Work to be completed –
All entries below need to be written out exactly, but without their pictures.

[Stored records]
****************************************

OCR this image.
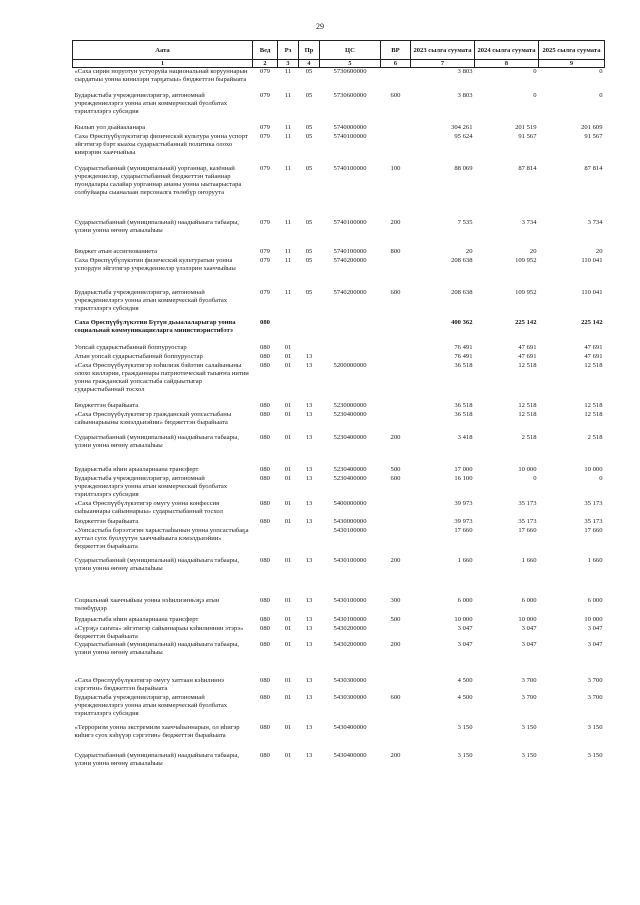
29
Аата	Вед	Рз	Пр	ЦС	ВР	2023 сылга суумата	2024 сылга суумата	2025 сылга суумата
1	2	3	4	5	6	7	8	9
«Саха сирин норуотун устуоруйа национальнай корууннарын сырдатыы уонна кинилэри тарҕатыы» бюджеттэн бырайыата	079	11	05	5730600000		3 803	0	0
Бударыстыба учреждениелэригэр, автономнай учреждениелэргэ уонна атын коммерческай буолбатах тэрилтэлэргэ субсидия	079	11	05	5730600000	600	3 803	0	0
Кылып уол дьайааланара	079	11	05	5740000000		304 261	201 519	201 609
Саха Өрөспүүбүлүкэтигэр физическэй культура уонна успорт эйгэтигэр бэрт кыахы сударыстыбаннай политика олохо киирэрин хааччыйыы	079	11	05	5740100000		95 624	91 567	91 567
Сударыстыбаннай (муниципальнай) уорганнар, казённай учреждениелэр, сударыстыбаннай бюджеттэн тайаннар пуондалары салайар уорганнар ананы уонна ыытаарыстара солбуйаары сыаналаан персоналга төлөбүр оҥоруута	079	11	05	5740100000	100	88 069	87 814	87 814
Сударыстыбаннай (муниципальнай) наадыйыыга табаары, үлэни уонна өҥөнү атыылаһыы	079	11	05	5740100000	200	7 535	3 734	3 734
Бюджет атын ассигнованиета	079	11	05	5740100000	800	20	20	20
Саха Өрөспүүбүлүкэтин физическэй культуратын уонна успордун эйгэтигэр учреждениелэр үлэлэрин хааччыйыы	079	11	05	5740200000		208 638	109 952	110 041
Бударыстыба учреждениелэригэр, автономнай учреждениелэргэ уонна атын коммерческай буолбатах тэрилтэлэргэ субсидия	079	11	05	5740200000	600	208 638	109 952	110 041
Саха Өрөспүүбүлүкэтин Бүтүн дьыалаларыгар уонна социальнай коммуникациеларга министиэристибэтэ	080					400 362	225 142	225 142
Уопсай сударыстыбаннай боппуруостар	080	01				76 491	47 691	47 691
Атын уопсай сударыстыбаннай боппуруостар	080	01	13			76 491	47 691	47 691
«Саха Өрөспүүбүлүкэтигэр нэһилиэк бэйэтин салайыныны олохо киллэрии, гражданнары патриотическай тыыҥҥа иитии уонна гражданскай уопсастыба сайдыытыгар сударыстыбаннай тосхол	080	01	13	5200000000		36 518	12 518	12 518
Бюджеттэн бырайыата	080	01	13	5230000000		36 518	12 518	12 518
«Саха Өрөспүүбүлүкэтигэр гражданскай уопсастыбаны сайыннарыыны кэмэлдьиэйии» бюджеттэн бырайыата	080	01	13	5230400000		36 518	12 518	12 518
Сударыстыбаннай (муниципальнай) наадыйыыга табаары, үлэни уонна өҥөнү атыылаһыы	080	01	13	5230400000	200	3 418	2 518	2 518
Бударыстыба иһин арыаларнаана трансферт	080	01	13	5230400000	500	17 000	10 000	10 000
Бударыстыба учреждениелэригэр, автономнай учреждениелэргэ уонна атын коммерческай буолбатах тэрилтэлэргэ субсидия	080	01	13	5230400000	600	16 100	0	0
«Саха Өрөспүүбүлүкэтигэр омугу уонна конфессия сыһыаннары сайыннарыы» сударыстыбаннай тосхол	080	01	13	5400000000		39 973	35 173	35 173
Бюджеттэн бырайыата	080	01	13	5430000000		39 973	35 173	35 173
«Уопсастыба бэрээтэгин харыстааһынын уонна уопсастыбаҕа куттал суох буолуутун хааччыйыыга кэмэлдьиэйии» бюджеттэн бырайыата				5430100000		17 660	17 660	17 660
Сударыстыбаннай (муниципальнай) наадыйыыга табаары, үлэни уонна өҥөнү атыылаһыы	080	01	13	5430100000	200	1 660	1 660	1 660
Социальнай хааччыйыы уонна нэһилиэнньэҕэ атын төлөбүрдэр	080	01	13	5430100000	300	6 000	6 000	6 000
Бударыстыба иһин арыаларнаана трансферт	080	01	13	5430100000	500	10 000	10 000	10 000
«Сүрэҕэ саҥата» эйгэтигэр сайыннарыы кэһилиннин этэрэ» бюджеттэн бырайыата	080	01	13	5430200000		3 047	3 047	3 047
Сударыстыбаннай (муниципальнай) наадыйыыга табаары, үлэни уонна өҥөнү атыылаһыы	080	01	13	5430200000	200	3 047	3 047	3 047
«Саха Өрөспүүбүлүкэтигэр омугу хаттаан кэһилиннэ сэргэтин» бюджеттэн бырайыата	080	01	13	5430300000		4 500	3 700	3 700
Бударыстыба учреждениелэригэр, автономнай учреждениелэргэ уонна атын коммерческай буолбатах тэрилтэлэргэ субсидия	080	01	13	5430300000	600	4 500	3 700	3 700
«Терроризм уонна экстремизм хааччаһыннарын, ол иһигэр киһигэ суох кэһүүэр сэргэтин» бюджеттэн бырайыата	080	01	13	5430400000		3 150	3 150	3 150
Сударыстыбаннай (муниципальнай) наадыйыыга табаары, үлэни уонна өҥөнү атыылаһыы	080	01	13	5430400000	200	3 150	3 150	3 150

****************************************

Output of the task –
OCR this image.
29
Аата	Вед	Рз	Пр	ЦС	ВР	2023 сылга суумата	2024 сылга суумата	2025 сылга суумата
1	2	3	4	5	6	7	8	9
«Саха сирин норуотун устуоруйа национальнай корууннарын сырдатыы уонна кинилэри тарҕатыы» бюджеттэн бырайыата	079	11	05	5730600000		3 803	0	0
Бударыстыба учреждениелэригэр, автономнай учреждениелэргэ уонна атын коммерческай буолбатах тэрилтэлэргэ субсидия	079	11	05	5730600000	600	3 803	0	0
Кылып уол дьайааланара	079	11	05	5740000000		304 261	201 519	201 609
Саха Өрөспүүбүлүкэтигэр физическэй культура уонна успорт эйгэтигэр бэрт кыахы сударыстыбаннай политика олохо киирэрин хааччыйыы	079	11	05	5740100000		95 624	91 567	91 567
Сударыстыбаннай (муниципальнай) уорганнар, казённай учреждениелэр, сударыстыбаннай бюджеттэн тайаннар пуондалары салайар уорганнар ананы уонна ыытаарыстара солбуйаары сыаналаан персоналга төлөбүр оҥоруута	079	11	05	5740100000	100	88 069	87 814	87 814
Сударыстыбаннай (муниципальнай) наадыйыыга табаары, үлэни уонна өҥөнү атыылаһыы	079	11	05	5740100000	200	7 535	3 734	3 734
Бюджет атын ассигнованиета	079	11	05	5740100000	800	20	20	20
Саха Өрөспүүбүлүкэтин физическэй культуратын уонна успордун эйгэтигэр учреждениелэр үлэлэрин хааччыйыы	079	11	05	5740200000		208 638	109 952	110 041
Бударыстыба учреждениелэригэр, автономнай учреждениелэргэ уонна атын коммерческай буолбатах тэрилтэлэргэ субсидия	079	11	05	5740200000	600	208 638	109 952	110 041
Саха Өрөспүүбүлүкэтин Бүтүн дьыалаларыгар уонна социальнай коммуникациеларга министиэристибэтэ	080					400 362	225 142	225 142
Уопсай сударыстыбаннай боппуруостар	080	01				76 491	47 691	47 691
Атын уопсай сударыстыбаннай боппуруостар	080	01	13			76 491	47 691	47 691
«Саха Өрөспүүбүлүкэтигэр нэһилиэк бэйэтин салайыныны олохо киллэрии, гражданнары патриотическай тыыҥҥа иитии уонна гражданскай уопсастыба сайдыытыгар сударыстыбаннай тосхол	080	01	13	5200000000		36 518	12 518	12 518
Бюджеттэн бырайыата	080	01	13	5230000000		36 518	12 518	12 518
«Саха Өрөспүүбүлүкэтигэр гражданскай уопсастыбаны сайыннарыыны кэмэлдьиэйии» бюджеттэн бырайыата	080	01	13	5230400000		36 518	12 518	12 518
Сударыстыбаннай (муниципальнай) наадыйыыга табаары, үлэни уонна өҥөнү атыылаһыы	080	01	13	5230400000	200	3 418	2 518	2 518
Бударыстыба иһин арыаларнаана трансферт	080	01	13	5230400000	500	17 000	10 000	10 000
Бударыстыба учреждениелэригэр, автономнай учреждениелэргэ уонна атын коммерческай буолбатах тэрилтэлэргэ субсидия	080	01	13	5230400000	600	16 100	0	0
«Саха Өрөспүүбүлүкэтигэр омугу уонна конфессия сыһыаннары сайыннарыы» сударыстыбаннай тосхол	080	01	13	5400000000		39 973	35 173	35 173
Бюджеттэн бырайыата	080	01	13	5430000000		39 973	35 173	35 173
«Уопсастыба бэрээтэгин харыстааһынын уонна уопсастыбаҕа куттал суох буолуутун хааччыйыыга кэмэлдьиэйии» бюджеттэн бырайыата				5430100000		17 660	17 660	17 660
Сударыстыбаннай (муниципальнай) наадыйыыга табаары, үлэни уонна өҥөнү атыылаһыы	080	01	13	5430100000	200	1 660	1 660	1 660
Социальнай хааччыйыы уонна нэһилиэнньэҕэ атын төлөбүрдэр	080	01	13	5430100000	300	6 000	6 000	6 000
Бударыстыба иһин арыаларнаана трансферт	080	01	13	5430100000	500	10 000	10 000	10 000
«Сүрэҕэ саҥата» эйгэтигэр сайыннарыы кэһилиннин этэрэ» бюджеттэн бырайыата	080	01	13	5430200000		3 047	3 047	3 047
Сударыстыбаннай (муниципальнай) наадыйыыга табаары, үлэни уонна өҥөнү атыылаһыы	080	01	13	5430200000	200	3 047	3 047	3 047
«Саха Өрөспүүбүлүкэтигэр омугу хаттаан кэһилиннэ сэргэтин» бюджеттэн бырайыата	080	01	13	5430300000		4 500	3 700	3 700
Бударыстыба учреждениелэригэр, автономнай учреждениелэргэ уонна атын коммерческай буолбатах тэрилтэлэргэ субсидия	080	01	13	5430300000	600	4 500	3 700	3 700
«Терроризм уонна экстремизм хааччаһыннарын, ол иһигэр киһигэ суох кэһүүэр сэргэтин» бюджеттэн бырайыата	080	01	13	5430400000		3 150	3 150	3 150
Сударыстыбаннай (муниципальнай) наадыйыыга табаары, үлэни уонна өҥөнү атыылаһыы	080	01	13	5430400000	200	3 150	3 150	3 150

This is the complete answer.